__Entries with figure data__:
— START —
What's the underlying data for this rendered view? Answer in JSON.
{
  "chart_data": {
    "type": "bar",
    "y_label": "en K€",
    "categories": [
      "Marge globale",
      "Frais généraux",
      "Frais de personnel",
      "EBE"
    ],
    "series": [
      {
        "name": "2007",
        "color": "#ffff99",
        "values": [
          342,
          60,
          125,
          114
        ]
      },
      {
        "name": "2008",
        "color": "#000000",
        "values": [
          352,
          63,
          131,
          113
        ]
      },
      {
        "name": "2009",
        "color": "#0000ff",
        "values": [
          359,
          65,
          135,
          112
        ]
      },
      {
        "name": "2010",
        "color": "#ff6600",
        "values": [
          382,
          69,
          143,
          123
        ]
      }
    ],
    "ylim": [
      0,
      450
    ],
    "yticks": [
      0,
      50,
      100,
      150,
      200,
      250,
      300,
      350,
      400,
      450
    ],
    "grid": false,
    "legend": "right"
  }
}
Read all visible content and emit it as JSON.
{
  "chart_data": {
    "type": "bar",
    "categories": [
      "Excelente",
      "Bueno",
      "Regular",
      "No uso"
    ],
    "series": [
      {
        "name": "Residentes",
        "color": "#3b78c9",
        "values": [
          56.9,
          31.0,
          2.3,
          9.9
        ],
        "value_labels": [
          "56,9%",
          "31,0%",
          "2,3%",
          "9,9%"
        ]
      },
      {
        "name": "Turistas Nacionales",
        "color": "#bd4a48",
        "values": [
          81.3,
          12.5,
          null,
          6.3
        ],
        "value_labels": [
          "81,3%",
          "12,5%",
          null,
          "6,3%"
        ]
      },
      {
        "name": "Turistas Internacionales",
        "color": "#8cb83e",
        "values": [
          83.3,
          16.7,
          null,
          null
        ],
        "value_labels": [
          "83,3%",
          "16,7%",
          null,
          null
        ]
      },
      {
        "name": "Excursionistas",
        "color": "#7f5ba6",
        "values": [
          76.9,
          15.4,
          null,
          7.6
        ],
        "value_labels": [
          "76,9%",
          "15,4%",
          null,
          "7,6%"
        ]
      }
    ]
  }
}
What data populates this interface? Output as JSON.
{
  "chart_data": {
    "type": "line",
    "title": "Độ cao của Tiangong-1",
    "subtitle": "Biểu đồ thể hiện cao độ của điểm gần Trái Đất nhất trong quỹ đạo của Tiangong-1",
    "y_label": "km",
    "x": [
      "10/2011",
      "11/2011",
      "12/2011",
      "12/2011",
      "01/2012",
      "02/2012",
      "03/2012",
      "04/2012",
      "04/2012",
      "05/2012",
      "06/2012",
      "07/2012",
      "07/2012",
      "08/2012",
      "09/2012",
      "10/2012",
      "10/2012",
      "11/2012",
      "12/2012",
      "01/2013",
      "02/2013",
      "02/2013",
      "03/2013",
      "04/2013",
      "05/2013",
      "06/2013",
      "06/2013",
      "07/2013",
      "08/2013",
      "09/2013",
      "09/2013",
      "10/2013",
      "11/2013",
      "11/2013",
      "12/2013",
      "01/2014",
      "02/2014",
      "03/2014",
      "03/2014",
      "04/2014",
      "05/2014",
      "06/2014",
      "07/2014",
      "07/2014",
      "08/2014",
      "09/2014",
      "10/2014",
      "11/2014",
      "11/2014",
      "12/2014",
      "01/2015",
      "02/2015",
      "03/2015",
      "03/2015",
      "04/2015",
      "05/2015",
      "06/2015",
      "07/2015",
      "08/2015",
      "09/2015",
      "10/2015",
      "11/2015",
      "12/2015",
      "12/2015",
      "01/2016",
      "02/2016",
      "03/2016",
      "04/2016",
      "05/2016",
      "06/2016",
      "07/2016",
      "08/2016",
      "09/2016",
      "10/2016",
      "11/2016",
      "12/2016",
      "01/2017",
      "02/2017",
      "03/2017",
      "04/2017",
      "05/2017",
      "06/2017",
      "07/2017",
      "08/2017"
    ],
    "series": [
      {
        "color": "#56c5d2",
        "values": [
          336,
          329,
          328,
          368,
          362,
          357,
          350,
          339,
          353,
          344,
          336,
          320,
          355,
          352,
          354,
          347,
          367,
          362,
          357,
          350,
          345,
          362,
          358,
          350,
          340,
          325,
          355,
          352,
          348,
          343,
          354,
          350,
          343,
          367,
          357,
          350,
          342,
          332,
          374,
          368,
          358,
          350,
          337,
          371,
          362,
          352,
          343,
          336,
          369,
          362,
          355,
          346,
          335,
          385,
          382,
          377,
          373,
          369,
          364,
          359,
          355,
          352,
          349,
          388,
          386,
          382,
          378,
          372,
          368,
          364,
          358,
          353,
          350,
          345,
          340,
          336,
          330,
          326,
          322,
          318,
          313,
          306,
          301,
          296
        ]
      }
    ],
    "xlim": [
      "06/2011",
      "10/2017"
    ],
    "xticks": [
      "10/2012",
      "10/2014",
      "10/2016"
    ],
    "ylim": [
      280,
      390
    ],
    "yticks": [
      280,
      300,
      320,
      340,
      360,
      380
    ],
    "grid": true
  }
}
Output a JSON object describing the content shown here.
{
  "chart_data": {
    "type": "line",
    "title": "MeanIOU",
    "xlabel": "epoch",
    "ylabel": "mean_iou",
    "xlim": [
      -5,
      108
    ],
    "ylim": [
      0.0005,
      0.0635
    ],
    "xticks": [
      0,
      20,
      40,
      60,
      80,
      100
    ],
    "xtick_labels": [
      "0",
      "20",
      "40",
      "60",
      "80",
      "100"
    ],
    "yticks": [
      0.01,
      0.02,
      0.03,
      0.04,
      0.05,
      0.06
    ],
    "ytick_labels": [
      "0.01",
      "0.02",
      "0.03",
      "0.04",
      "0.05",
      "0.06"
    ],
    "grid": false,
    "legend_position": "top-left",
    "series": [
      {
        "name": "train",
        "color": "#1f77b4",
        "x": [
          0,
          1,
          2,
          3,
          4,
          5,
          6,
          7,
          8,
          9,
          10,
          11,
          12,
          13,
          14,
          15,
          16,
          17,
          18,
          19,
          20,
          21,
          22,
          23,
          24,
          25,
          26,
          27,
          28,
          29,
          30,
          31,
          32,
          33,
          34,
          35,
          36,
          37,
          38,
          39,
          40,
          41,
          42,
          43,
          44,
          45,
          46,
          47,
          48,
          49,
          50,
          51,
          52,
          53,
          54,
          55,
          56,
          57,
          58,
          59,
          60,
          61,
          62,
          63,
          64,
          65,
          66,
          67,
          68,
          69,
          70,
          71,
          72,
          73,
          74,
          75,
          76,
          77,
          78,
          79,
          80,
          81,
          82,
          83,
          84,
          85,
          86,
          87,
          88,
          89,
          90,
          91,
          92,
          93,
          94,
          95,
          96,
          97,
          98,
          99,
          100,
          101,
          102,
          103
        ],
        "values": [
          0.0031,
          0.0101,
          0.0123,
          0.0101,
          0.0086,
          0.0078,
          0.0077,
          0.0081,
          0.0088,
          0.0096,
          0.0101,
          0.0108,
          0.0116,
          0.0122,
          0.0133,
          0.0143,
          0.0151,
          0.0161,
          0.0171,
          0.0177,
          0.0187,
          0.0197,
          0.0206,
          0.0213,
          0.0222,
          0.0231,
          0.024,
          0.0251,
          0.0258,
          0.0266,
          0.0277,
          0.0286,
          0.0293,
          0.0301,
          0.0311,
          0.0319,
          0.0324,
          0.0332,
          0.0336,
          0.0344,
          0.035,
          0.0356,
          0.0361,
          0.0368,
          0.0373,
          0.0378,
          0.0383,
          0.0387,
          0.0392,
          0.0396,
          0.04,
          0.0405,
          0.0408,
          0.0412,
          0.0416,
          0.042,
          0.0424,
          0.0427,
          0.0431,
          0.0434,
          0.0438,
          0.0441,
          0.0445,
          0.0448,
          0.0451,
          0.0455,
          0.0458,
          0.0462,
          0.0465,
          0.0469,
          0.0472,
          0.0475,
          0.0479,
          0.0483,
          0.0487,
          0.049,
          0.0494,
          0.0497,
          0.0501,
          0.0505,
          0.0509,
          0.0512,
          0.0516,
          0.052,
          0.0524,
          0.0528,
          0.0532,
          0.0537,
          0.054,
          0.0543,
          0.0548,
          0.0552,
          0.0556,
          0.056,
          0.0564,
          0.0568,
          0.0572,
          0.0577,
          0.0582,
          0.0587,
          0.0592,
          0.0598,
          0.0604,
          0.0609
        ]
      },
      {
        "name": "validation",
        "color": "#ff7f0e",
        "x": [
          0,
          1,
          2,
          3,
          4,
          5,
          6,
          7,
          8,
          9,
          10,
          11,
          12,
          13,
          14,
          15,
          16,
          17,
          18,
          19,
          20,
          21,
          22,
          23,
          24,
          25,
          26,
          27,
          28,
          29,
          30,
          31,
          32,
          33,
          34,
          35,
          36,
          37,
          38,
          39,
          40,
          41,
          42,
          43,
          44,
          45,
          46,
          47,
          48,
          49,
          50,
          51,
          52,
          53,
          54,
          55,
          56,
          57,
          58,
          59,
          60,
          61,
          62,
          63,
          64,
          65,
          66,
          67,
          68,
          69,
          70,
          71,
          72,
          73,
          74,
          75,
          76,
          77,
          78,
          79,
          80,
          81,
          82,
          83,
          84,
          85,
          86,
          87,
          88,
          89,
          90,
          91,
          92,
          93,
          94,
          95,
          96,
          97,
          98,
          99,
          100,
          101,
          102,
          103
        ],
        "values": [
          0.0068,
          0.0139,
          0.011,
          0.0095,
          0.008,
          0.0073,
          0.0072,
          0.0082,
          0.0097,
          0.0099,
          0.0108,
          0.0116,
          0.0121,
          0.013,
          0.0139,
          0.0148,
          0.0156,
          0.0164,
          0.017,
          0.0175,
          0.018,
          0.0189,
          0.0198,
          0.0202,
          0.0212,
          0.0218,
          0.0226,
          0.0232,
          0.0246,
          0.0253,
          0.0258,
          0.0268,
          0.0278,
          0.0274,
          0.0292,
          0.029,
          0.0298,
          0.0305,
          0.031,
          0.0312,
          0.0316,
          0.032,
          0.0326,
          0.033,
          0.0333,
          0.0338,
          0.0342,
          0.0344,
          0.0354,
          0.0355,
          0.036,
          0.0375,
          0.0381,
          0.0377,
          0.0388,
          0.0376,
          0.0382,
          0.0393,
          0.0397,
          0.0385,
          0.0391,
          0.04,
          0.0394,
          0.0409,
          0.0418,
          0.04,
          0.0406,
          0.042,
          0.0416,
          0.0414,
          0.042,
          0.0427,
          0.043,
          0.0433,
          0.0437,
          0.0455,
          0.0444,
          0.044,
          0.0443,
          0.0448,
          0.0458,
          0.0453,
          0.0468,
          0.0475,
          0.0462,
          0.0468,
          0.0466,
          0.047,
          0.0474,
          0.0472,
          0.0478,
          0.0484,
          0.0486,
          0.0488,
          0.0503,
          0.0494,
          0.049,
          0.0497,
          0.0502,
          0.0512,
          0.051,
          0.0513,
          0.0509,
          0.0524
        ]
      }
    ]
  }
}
— END —
Filter the listing for the word "content" and copy every line that holds it.

__REPLY__:
Read all visible content and emit it as JSON.
Output a JSON object describing the content shown here.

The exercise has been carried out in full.